### Exercise instructions
Locate the word "screenshot" in the entries below, then gather every line that holds it.

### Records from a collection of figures
------------------------------
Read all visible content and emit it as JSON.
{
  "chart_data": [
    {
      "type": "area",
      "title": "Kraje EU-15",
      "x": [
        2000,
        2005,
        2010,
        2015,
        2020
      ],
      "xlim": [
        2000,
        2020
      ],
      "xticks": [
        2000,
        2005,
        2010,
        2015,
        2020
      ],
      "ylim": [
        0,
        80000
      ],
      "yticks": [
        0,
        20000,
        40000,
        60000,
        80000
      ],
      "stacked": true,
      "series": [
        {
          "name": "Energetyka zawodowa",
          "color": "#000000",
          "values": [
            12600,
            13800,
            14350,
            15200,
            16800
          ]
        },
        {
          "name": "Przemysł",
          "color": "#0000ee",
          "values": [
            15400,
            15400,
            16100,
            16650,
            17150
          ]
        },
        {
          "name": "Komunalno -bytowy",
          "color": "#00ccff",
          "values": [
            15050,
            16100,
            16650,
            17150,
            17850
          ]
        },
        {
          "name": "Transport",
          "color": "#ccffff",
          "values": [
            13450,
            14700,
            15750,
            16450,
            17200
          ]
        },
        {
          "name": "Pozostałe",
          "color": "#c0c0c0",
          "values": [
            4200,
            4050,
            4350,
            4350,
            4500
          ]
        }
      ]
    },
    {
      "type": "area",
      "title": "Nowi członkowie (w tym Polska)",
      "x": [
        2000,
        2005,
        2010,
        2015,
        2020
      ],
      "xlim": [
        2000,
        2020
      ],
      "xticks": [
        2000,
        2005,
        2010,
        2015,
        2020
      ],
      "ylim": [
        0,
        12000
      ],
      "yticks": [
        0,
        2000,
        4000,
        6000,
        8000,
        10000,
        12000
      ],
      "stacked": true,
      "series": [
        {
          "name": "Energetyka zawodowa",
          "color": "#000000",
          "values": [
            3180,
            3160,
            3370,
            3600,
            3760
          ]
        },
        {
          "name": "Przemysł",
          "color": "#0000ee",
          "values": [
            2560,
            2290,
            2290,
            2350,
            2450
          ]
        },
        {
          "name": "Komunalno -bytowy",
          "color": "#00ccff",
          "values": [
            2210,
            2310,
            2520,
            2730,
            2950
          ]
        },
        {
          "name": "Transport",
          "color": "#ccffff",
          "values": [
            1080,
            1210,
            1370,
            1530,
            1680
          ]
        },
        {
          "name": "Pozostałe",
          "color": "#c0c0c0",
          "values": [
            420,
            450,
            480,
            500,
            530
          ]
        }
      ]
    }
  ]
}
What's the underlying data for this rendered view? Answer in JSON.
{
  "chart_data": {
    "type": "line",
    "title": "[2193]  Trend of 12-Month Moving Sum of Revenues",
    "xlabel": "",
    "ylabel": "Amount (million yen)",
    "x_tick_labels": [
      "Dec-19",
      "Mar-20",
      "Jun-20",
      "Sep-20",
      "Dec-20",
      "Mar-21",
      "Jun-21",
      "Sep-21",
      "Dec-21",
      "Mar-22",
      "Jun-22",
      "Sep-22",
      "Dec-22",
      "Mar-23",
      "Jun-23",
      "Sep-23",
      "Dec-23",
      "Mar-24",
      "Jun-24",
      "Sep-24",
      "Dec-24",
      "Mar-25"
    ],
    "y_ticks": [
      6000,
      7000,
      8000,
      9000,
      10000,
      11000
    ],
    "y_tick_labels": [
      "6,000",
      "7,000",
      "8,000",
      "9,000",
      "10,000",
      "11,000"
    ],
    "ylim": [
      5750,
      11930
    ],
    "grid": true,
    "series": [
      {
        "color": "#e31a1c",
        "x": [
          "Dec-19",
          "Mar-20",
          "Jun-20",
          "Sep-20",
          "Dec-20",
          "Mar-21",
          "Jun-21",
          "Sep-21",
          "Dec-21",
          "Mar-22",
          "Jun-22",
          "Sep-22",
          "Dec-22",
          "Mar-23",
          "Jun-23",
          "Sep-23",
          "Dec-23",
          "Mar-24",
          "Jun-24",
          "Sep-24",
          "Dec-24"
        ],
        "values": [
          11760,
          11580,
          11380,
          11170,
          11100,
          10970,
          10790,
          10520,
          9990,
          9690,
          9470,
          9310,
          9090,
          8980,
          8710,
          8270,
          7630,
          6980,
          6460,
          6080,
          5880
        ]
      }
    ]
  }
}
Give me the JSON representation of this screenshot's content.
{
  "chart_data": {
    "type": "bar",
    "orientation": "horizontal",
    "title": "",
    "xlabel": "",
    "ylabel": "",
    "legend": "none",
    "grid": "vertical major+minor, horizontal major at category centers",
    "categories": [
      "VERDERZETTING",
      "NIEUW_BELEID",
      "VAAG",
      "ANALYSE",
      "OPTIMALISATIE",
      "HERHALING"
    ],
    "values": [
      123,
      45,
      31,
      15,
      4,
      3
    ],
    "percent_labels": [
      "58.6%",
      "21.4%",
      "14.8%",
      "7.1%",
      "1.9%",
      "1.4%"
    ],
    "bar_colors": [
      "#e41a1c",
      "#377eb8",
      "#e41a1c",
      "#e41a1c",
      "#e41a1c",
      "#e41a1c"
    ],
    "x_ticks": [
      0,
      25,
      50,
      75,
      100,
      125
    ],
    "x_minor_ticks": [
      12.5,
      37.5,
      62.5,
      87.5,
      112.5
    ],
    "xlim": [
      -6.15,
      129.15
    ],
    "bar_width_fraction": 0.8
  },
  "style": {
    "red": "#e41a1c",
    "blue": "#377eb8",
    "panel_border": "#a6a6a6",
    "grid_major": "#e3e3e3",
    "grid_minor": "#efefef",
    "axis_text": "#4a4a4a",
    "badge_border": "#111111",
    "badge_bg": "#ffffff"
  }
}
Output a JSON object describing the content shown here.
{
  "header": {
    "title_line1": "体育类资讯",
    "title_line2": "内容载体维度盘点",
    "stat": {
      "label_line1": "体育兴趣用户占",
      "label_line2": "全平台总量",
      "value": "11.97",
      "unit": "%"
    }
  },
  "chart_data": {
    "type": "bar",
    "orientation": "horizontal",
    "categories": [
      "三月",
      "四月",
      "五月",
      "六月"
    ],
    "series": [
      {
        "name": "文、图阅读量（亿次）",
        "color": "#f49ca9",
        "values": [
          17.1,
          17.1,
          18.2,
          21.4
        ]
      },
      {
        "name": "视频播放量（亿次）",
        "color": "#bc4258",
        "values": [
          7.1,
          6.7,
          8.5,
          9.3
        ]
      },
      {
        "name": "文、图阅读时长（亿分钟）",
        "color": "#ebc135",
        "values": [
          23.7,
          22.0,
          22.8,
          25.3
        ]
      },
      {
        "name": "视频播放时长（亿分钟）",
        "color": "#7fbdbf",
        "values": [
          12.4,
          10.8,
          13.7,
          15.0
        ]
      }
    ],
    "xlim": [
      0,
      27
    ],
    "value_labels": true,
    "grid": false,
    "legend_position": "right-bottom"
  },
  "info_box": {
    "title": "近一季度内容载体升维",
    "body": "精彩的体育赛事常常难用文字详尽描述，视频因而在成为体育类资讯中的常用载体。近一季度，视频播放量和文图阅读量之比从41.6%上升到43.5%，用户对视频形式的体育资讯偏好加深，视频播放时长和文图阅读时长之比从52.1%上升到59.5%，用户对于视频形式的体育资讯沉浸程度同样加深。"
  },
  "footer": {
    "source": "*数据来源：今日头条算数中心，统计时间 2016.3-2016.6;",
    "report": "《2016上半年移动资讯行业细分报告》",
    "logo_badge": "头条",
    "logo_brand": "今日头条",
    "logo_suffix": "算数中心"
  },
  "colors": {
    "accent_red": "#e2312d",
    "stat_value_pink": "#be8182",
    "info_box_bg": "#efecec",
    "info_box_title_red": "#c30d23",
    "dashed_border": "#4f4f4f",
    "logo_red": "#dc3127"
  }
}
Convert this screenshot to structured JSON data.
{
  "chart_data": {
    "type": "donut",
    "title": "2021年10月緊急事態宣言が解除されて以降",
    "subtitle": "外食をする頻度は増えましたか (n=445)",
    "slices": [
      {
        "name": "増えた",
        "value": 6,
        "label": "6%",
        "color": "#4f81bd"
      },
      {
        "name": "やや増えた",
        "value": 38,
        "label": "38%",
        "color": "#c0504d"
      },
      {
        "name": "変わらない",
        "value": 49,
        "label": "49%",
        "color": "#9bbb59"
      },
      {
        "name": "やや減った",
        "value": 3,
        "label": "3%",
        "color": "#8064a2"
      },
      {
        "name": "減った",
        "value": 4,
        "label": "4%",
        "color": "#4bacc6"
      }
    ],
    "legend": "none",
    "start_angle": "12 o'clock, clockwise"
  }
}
------------------------------
### The result
Give me the JSON representation of this screenshot's content.
Convert this screenshot to structured JSON data.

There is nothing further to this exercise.